> [What this task involves]: Report only how many lines of the entries below contain the string "source".

━━━

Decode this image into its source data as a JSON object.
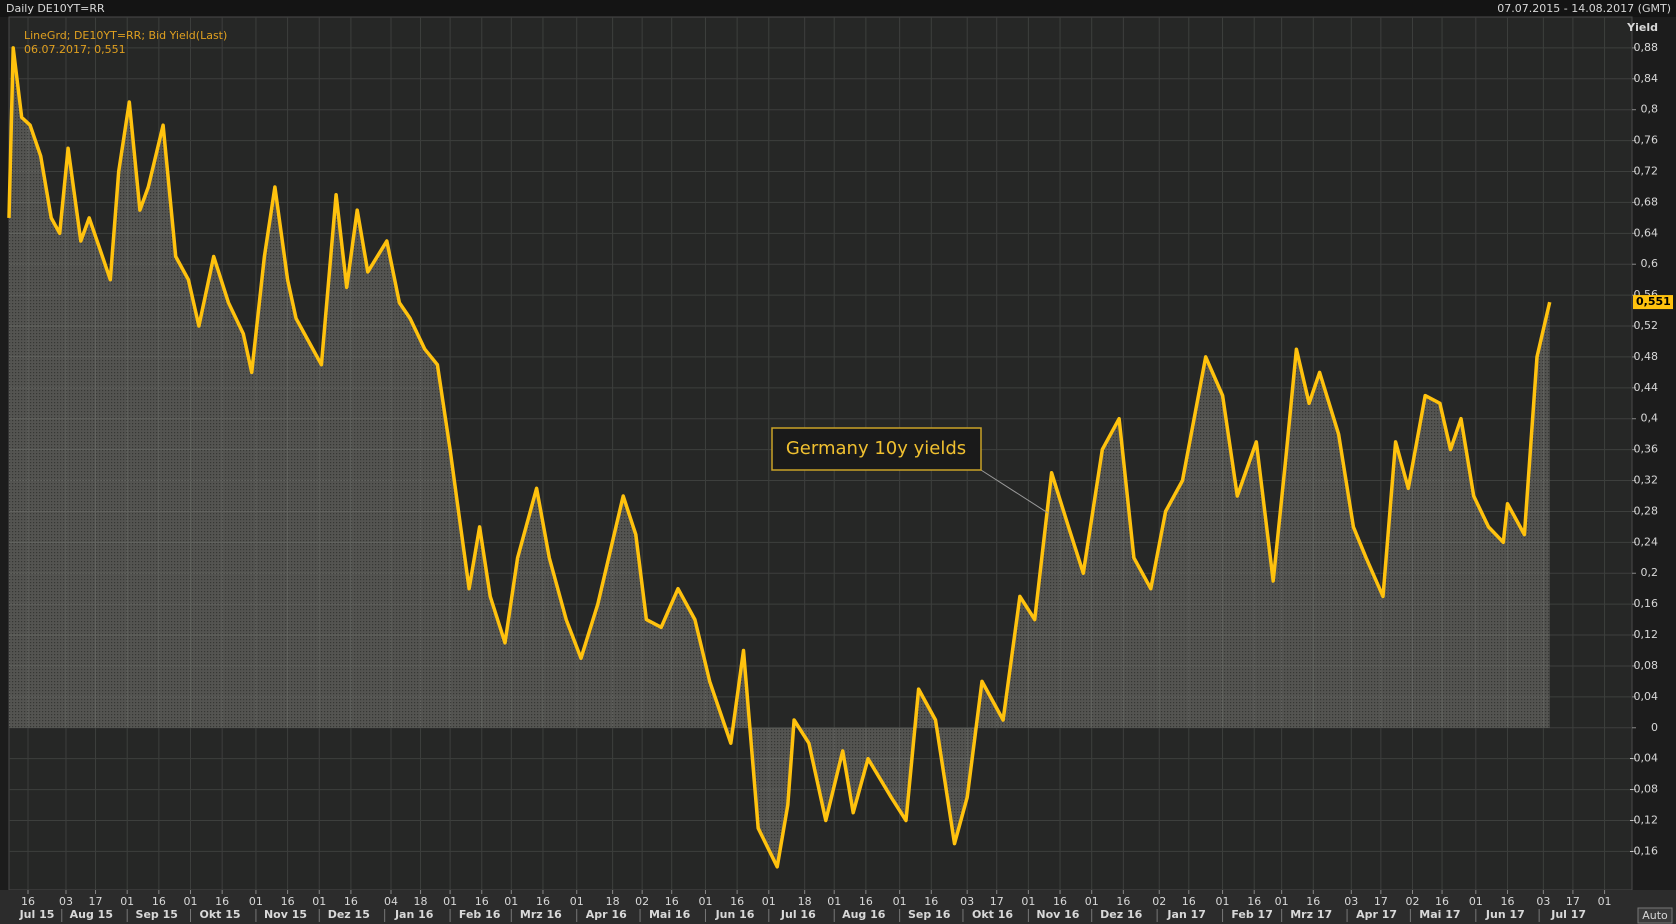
{
  "header": {
    "title": "Daily DE10YT=RR",
    "range": "07.07.2015 - 14.08.2017 (GMT)",
    "button": "Auto"
  },
  "chart_data": {
    "type": "area-line",
    "y_axis_label": "Yield",
    "legend_detail": "06.07.2017; 0,551",
    "last_value_label": "0,551",
    "annotation": "Germany 10y yields",
    "grid": true,
    "xlim": [
      "2015-07-07",
      "2017-08-14"
    ],
    "ylim": [
      -0.21,
      0.92
    ],
    "yticks": [
      {
        "value": -0.16,
        "label": "-0,16"
      },
      {
        "value": -0.12,
        "label": "-0,12"
      },
      {
        "value": -0.08,
        "label": "-0,08"
      },
      {
        "value": -0.04,
        "label": "-0,04"
      },
      0,
      {
        "value": 0.04,
        "label": "0,04"
      },
      {
        "value": 0.08,
        "label": "0,08"
      },
      {
        "value": 0.12,
        "label": "0,12"
      },
      {
        "value": 0.16,
        "label": "0,16"
      },
      {
        "value": 0.2,
        "label": "0,2"
      },
      {
        "value": 0.24,
        "label": "0,24"
      },
      {
        "value": 0.28,
        "label": "0,28"
      },
      {
        "value": 0.32,
        "label": "0,32"
      },
      {
        "value": 0.36,
        "label": "0,36"
      },
      {
        "value": 0.4,
        "label": "0,4"
      },
      {
        "value": 0.44,
        "label": "0,44"
      },
      {
        "value": 0.48,
        "label": "0,48"
      },
      {
        "value": 0.52,
        "label": "0,52"
      },
      {
        "value": 0.56,
        "label": "0,56"
      },
      {
        "value": 0.6,
        "label": "0,6"
      },
      {
        "value": 0.64,
        "label": "0,64"
      },
      {
        "value": 0.68,
        "label": "0,68"
      },
      {
        "value": 0.72,
        "label": "0,72"
      },
      {
        "value": 0.76,
        "label": "0,76"
      },
      {
        "value": 0.8,
        "label": "0,8"
      },
      {
        "value": 0.84,
        "label": "0,84"
      },
      {
        "value": 0.88,
        "label": "0,88"
      }
    ],
    "xticks": [
      {
        "value": "2015-07-16",
        "label": "16"
      },
      {
        "value": "2015-08-03",
        "label": "03"
      },
      {
        "value": "2015-08-17",
        "label": "17"
      },
      {
        "value": "2015-09-01",
        "label": "01"
      },
      {
        "value": "2015-09-16",
        "label": "16"
      },
      {
        "value": "2015-10-01",
        "label": "01"
      },
      {
        "value": "2015-10-16",
        "label": "16"
      },
      {
        "value": "2015-11-01",
        "label": "01"
      },
      {
        "value": "2015-11-16",
        "label": "16"
      },
      {
        "value": "2015-12-01",
        "label": "01"
      },
      {
        "value": "2015-12-16",
        "label": "16"
      },
      {
        "value": "2016-01-04",
        "label": "04"
      },
      {
        "value": "2016-01-18",
        "label": "18"
      },
      {
        "value": "2016-02-01",
        "label": "01"
      },
      {
        "value": "2016-02-16",
        "label": "16"
      },
      {
        "value": "2016-03-01",
        "label": "01"
      },
      {
        "value": "2016-03-16",
        "label": "16"
      },
      {
        "value": "2016-04-01",
        "label": "01"
      },
      {
        "value": "2016-04-18",
        "label": "18"
      },
      {
        "value": "2016-05-02",
        "label": "02"
      },
      {
        "value": "2016-05-16",
        "label": "16"
      },
      {
        "value": "2016-06-01",
        "label": "01"
      },
      {
        "value": "2016-06-16",
        "label": "16"
      },
      {
        "value": "2016-07-01",
        "label": "01"
      },
      {
        "value": "2016-07-18",
        "label": "18"
      },
      {
        "value": "2016-08-01",
        "label": "01"
      },
      {
        "value": "2016-08-16",
        "label": "16"
      },
      {
        "value": "2016-09-01",
        "label": "01"
      },
      {
        "value": "2016-09-16",
        "label": "16"
      },
      {
        "value": "2016-10-03",
        "label": "03"
      },
      {
        "value": "2016-10-17",
        "label": "17"
      },
      {
        "value": "2016-11-01",
        "label": "01"
      },
      {
        "value": "2016-11-16",
        "label": "16"
      },
      {
        "value": "2016-12-01",
        "label": "01"
      },
      {
        "value": "2016-12-16",
        "label": "16"
      },
      {
        "value": "2017-01-02",
        "label": "02"
      },
      {
        "value": "2017-01-16",
        "label": "16"
      },
      {
        "value": "2017-02-01",
        "label": "01"
      },
      {
        "value": "2017-02-16",
        "label": "16"
      },
      {
        "value": "2017-03-01",
        "label": "01"
      },
      {
        "value": "2017-03-16",
        "label": "16"
      },
      {
        "value": "2017-04-03",
        "label": "03"
      },
      {
        "value": "2017-04-17",
        "label": "17"
      },
      {
        "value": "2017-05-02",
        "label": "02"
      },
      {
        "value": "2017-05-16",
        "label": "16"
      },
      {
        "value": "2017-06-01",
        "label": "01"
      },
      {
        "value": "2017-06-16",
        "label": "16"
      },
      {
        "value": "2017-07-03",
        "label": "03"
      },
      {
        "value": "2017-07-17",
        "label": "17"
      },
      {
        "value": "2017-08-01",
        "label": "01"
      }
    ],
    "month_labels": [
      {
        "value": "2015-07",
        "label": "Jul 15"
      },
      {
        "value": "2015-08",
        "label": "Aug 15"
      },
      {
        "value": "2015-09",
        "label": "Sep 15"
      },
      {
        "value": "2015-10",
        "label": "Okt 15"
      },
      {
        "value": "2015-11",
        "label": "Nov 15"
      },
      {
        "value": "2015-12",
        "label": "Dez 15"
      },
      {
        "value": "2016-01",
        "label": "Jan 16"
      },
      {
        "value": "2016-02",
        "label": "Feb 16"
      },
      {
        "value": "2016-03",
        "label": "Mrz 16"
      },
      {
        "value": "2016-04",
        "label": "Apr 16"
      },
      {
        "value": "2016-05",
        "label": "Mai 16"
      },
      {
        "value": "2016-06",
        "label": "Jun 16"
      },
      {
        "value": "2016-07",
        "label": "Jul 16"
      },
      {
        "value": "2016-08",
        "label": "Aug 16"
      },
      {
        "value": "2016-09",
        "label": "Sep 16"
      },
      {
        "value": "2016-10",
        "label": "Okt 16"
      },
      {
        "value": "2016-11",
        "label": "Nov 16"
      },
      {
        "value": "2016-12",
        "label": "Dez 16"
      },
      {
        "value": "2017-01",
        "label": "Jan 17"
      },
      {
        "value": "2017-02",
        "label": "Feb 17"
      },
      {
        "value": "2017-03",
        "label": "Mrz 17"
      },
      {
        "value": "2017-04",
        "label": "Apr 17"
      },
      {
        "value": "2017-05",
        "label": "Mai 17"
      },
      {
        "value": "2017-06",
        "label": "Jun 17"
      },
      {
        "value": "2017-07",
        "label": "Jul 17"
      }
    ],
    "x": [
      "2015-07-07",
      "2015-07-09",
      "2015-07-13",
      "2015-07-17",
      "2015-07-22",
      "2015-07-27",
      "2015-07-31",
      "2015-08-04",
      "2015-08-10",
      "2015-08-14",
      "2015-08-19",
      "2015-08-24",
      "2015-08-28",
      "2015-09-02",
      "2015-09-07",
      "2015-09-11",
      "2015-09-18",
      "2015-09-24",
      "2015-09-30",
      "2015-10-05",
      "2015-10-12",
      "2015-10-19",
      "2015-10-26",
      "2015-10-30",
      "2015-11-05",
      "2015-11-10",
      "2015-11-16",
      "2015-11-20",
      "2015-11-26",
      "2015-12-02",
      "2015-12-09",
      "2015-12-14",
      "2015-12-19",
      "2015-12-24",
      "2016-01-02",
      "2016-01-08",
      "2016-01-13",
      "2016-01-20",
      "2016-01-26",
      "2016-02-01",
      "2016-02-04",
      "2016-02-10",
      "2016-02-15",
      "2016-02-20",
      "2016-02-27",
      "2016-03-04",
      "2016-03-13",
      "2016-03-19",
      "2016-03-27",
      "2016-04-03",
      "2016-04-11",
      "2016-04-23",
      "2016-04-29",
      "2016-05-04",
      "2016-05-11",
      "2016-05-19",
      "2016-05-27",
      "2016-06-03",
      "2016-06-13",
      "2016-06-19",
      "2016-06-26",
      "2016-07-05",
      "2016-07-10",
      "2016-07-13",
      "2016-07-20",
      "2016-07-28",
      "2016-08-05",
      "2016-08-10",
      "2016-08-17",
      "2016-08-28",
      "2016-09-04",
      "2016-09-10",
      "2016-09-18",
      "2016-09-27",
      "2016-10-03",
      "2016-10-10",
      "2016-10-20",
      "2016-10-28",
      "2016-11-04",
      "2016-11-12",
      "2016-11-20",
      "2016-11-27",
      "2016-12-06",
      "2016-12-14",
      "2016-12-21",
      "2016-12-29",
      "2017-01-05",
      "2017-01-13",
      "2017-01-24",
      "2017-02-01",
      "2017-02-08",
      "2017-02-17",
      "2017-02-25",
      "2017-03-03",
      "2017-03-08",
      "2017-03-14",
      "2017-03-19",
      "2017-03-28",
      "2017-04-04",
      "2017-04-10",
      "2017-04-18",
      "2017-04-24",
      "2017-04-30",
      "2017-05-08",
      "2017-05-15",
      "2017-05-20",
      "2017-05-25",
      "2017-05-31",
      "2017-06-07",
      "2017-06-14",
      "2017-06-16",
      "2017-06-24",
      "2017-06-30",
      "2017-07-06"
    ],
    "series": [
      {
        "name": "LineGrd; DE10YT=RR; Bid Yield(Last)",
        "color": "#ffc20e",
        "values": [
          0.66,
          0.88,
          0.79,
          0.78,
          0.74,
          0.66,
          0.64,
          0.75,
          0.63,
          0.66,
          0.62,
          0.58,
          0.72,
          0.81,
          0.67,
          0.7,
          0.78,
          0.61,
          0.58,
          0.52,
          0.61,
          0.55,
          0.51,
          0.46,
          0.61,
          0.7,
          0.58,
          0.53,
          0.5,
          0.47,
          0.69,
          0.57,
          0.67,
          0.59,
          0.63,
          0.55,
          0.53,
          0.49,
          0.47,
          0.36,
          0.3,
          0.18,
          0.26,
          0.17,
          0.11,
          0.22,
          0.31,
          0.22,
          0.14,
          0.09,
          0.16,
          0.3,
          0.25,
          0.14,
          0.13,
          0.18,
          0.14,
          0.06,
          -0.02,
          0.1,
          -0.13,
          -0.18,
          -0.1,
          0.01,
          -0.02,
          -0.12,
          -0.03,
          -0.11,
          -0.04,
          -0.09,
          -0.12,
          0.05,
          0.01,
          -0.15,
          -0.09,
          0.06,
          0.01,
          0.17,
          0.14,
          0.33,
          0.26,
          0.2,
          0.36,
          0.4,
          0.22,
          0.18,
          0.28,
          0.32,
          0.48,
          0.43,
          0.3,
          0.37,
          0.19,
          0.35,
          0.49,
          0.42,
          0.46,
          0.38,
          0.26,
          0.22,
          0.17,
          0.37,
          0.31,
          0.43,
          0.42,
          0.36,
          0.4,
          0.3,
          0.26,
          0.24,
          0.29,
          0.25,
          0.48,
          0.551
        ]
      }
    ]
  }
}
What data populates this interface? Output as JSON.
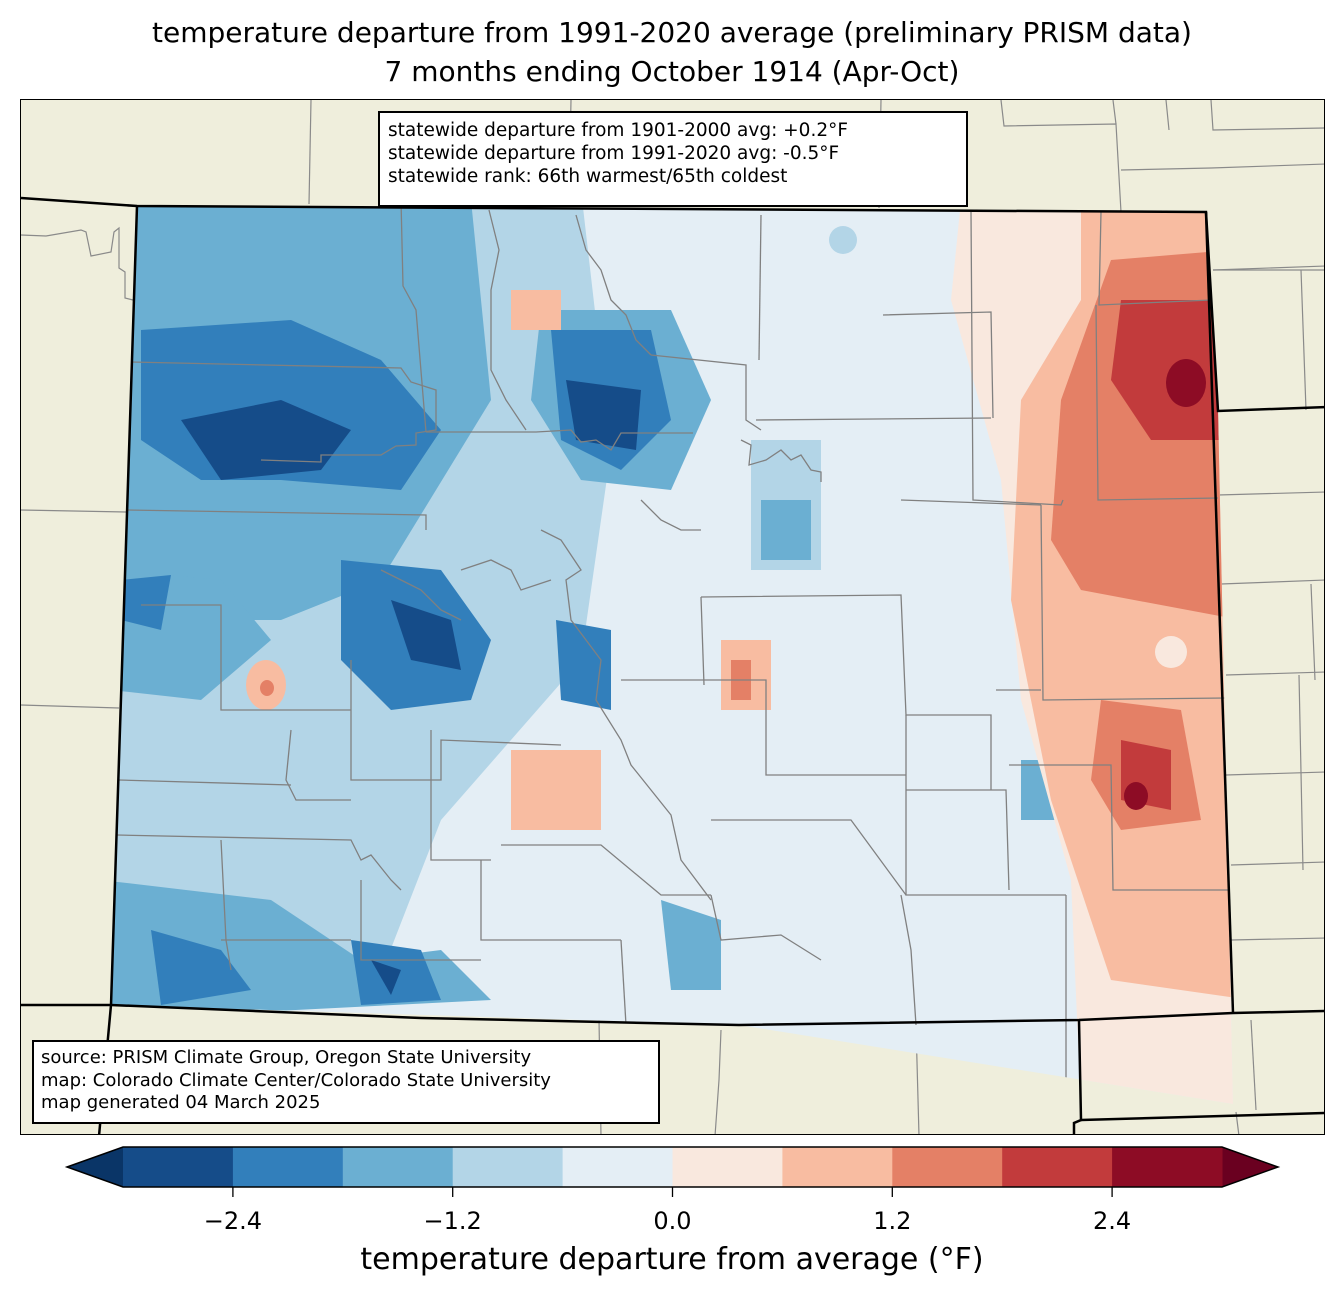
{
  "title": {
    "line1": "temperature departure from 1991-2020 average (preliminary PRISM data)",
    "line2": "7 months ending October 1914 (Apr-Oct)"
  },
  "stats_box": {
    "line1": "statewide departure from 1901-2000 avg: +0.2°F",
    "line2": "statewide departure from 1991-2020 avg: -0.5°F",
    "line3": "statewide rank: 66th warmest/65th coldest"
  },
  "credit_box": {
    "line1": "source: PRISM Climate Group, Oregon State University",
    "line2": "map: Colorado Climate Center/Colorado State University",
    "line3": "map generated 04 March 2025"
  },
  "map": {
    "region": "Colorado",
    "background_color": "#efeedc",
    "state_border_color": "#000000",
    "county_line_color": "#808080"
  },
  "colorbar": {
    "label": "temperature departure from average (°F)",
    "boundaries": [
      -3.0,
      -2.4,
      -1.8,
      -1.2,
      -0.6,
      0.0,
      0.6,
      1.2,
      1.8,
      2.4,
      3.0
    ],
    "colors": [
      "#154c89",
      "#327fbb",
      "#6bafd2",
      "#b3d5e7",
      "#e4eef5",
      "#f9e8de",
      "#f8bca1",
      "#e48066",
      "#c23b3c",
      "#8d0c25"
    ],
    "under_color": "#0a3567",
    "over_color": "#6a0020",
    "ticks": [
      -2.4,
      -1.2,
      0.0,
      1.2,
      2.4
    ],
    "tick_labels": [
      "−2.4",
      "−1.2",
      "0.0",
      "1.2",
      "2.4"
    ],
    "extend": "both"
  }
}
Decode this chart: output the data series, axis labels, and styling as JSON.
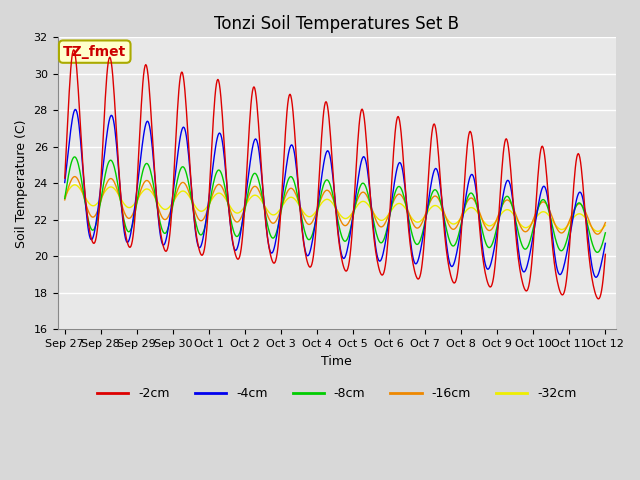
{
  "title": "Tonzi Soil Temperatures Set B",
  "xlabel": "Time",
  "ylabel": "Soil Temperature (C)",
  "ylim": [
    16,
    32
  ],
  "x_tick_labels": [
    "Sep 27",
    "Sep 28",
    "Sep 29",
    "Sep 30",
    "Oct 1",
    "Oct 2",
    "Oct 3",
    "Oct 4",
    "Oct 5",
    "Oct 6",
    "Oct 7",
    "Oct 8",
    "Oct 9",
    "Oct 10",
    "Oct 11",
    "Oct 12"
  ],
  "x_tick_positions": [
    0,
    1,
    2,
    3,
    4,
    5,
    6,
    7,
    8,
    9,
    10,
    11,
    12,
    13,
    14,
    15
  ],
  "colors": {
    "-2cm": "#dd0000",
    "-4cm": "#0000ee",
    "-8cm": "#00cc00",
    "-16cm": "#ee8800",
    "-32cm": "#eeee00"
  },
  "annotation_text": "TZ_fmet",
  "annotation_color": "#cc0000",
  "annotation_bg": "#ffffcc",
  "annotation_border": "#aaaa00",
  "background_color": "#e8e8e8",
  "grid_color": "#ffffff",
  "title_fontsize": 12,
  "axis_label_fontsize": 9,
  "tick_fontsize": 8,
  "legend_fontsize": 9,
  "figsize": [
    6.4,
    4.8
  ],
  "dpi": 100
}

━━━

> [Problem solution]: 2